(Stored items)
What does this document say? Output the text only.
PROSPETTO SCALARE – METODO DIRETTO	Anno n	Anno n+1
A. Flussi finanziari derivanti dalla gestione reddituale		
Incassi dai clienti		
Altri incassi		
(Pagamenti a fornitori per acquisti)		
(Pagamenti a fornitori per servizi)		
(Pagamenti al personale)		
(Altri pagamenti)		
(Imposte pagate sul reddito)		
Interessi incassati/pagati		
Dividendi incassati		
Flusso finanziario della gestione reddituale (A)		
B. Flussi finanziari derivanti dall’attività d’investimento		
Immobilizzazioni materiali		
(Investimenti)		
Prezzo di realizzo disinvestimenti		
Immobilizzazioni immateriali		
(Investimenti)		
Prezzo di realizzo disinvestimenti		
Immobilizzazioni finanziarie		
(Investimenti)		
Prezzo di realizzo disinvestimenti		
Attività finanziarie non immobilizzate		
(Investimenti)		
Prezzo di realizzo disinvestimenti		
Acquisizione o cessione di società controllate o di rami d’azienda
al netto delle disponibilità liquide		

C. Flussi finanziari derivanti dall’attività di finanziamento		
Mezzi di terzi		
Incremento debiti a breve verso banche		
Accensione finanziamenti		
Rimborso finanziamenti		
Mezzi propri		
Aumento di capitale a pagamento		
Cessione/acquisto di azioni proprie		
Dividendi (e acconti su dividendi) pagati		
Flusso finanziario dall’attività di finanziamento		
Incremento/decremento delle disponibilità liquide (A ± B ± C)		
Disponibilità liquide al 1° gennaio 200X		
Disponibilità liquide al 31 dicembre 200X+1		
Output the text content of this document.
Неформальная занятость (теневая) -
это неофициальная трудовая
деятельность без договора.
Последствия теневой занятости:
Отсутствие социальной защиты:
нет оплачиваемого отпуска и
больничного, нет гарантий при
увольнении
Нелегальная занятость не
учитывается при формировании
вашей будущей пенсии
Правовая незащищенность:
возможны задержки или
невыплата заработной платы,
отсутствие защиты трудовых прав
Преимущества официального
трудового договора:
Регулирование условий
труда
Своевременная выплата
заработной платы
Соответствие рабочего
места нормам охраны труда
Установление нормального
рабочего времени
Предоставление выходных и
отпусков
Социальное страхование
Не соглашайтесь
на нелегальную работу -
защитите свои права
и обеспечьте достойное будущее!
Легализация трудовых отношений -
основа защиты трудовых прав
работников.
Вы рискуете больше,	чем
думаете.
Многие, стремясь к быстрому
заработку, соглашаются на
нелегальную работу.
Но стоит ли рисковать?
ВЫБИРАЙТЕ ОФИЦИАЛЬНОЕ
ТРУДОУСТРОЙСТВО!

§ **EXERCISE PROMPT**
Go through the listing above and work out how many lines contain the string "Flusso". Reply with the number alone.

§ **OUTPUT FOR THIS EXERCISE**
2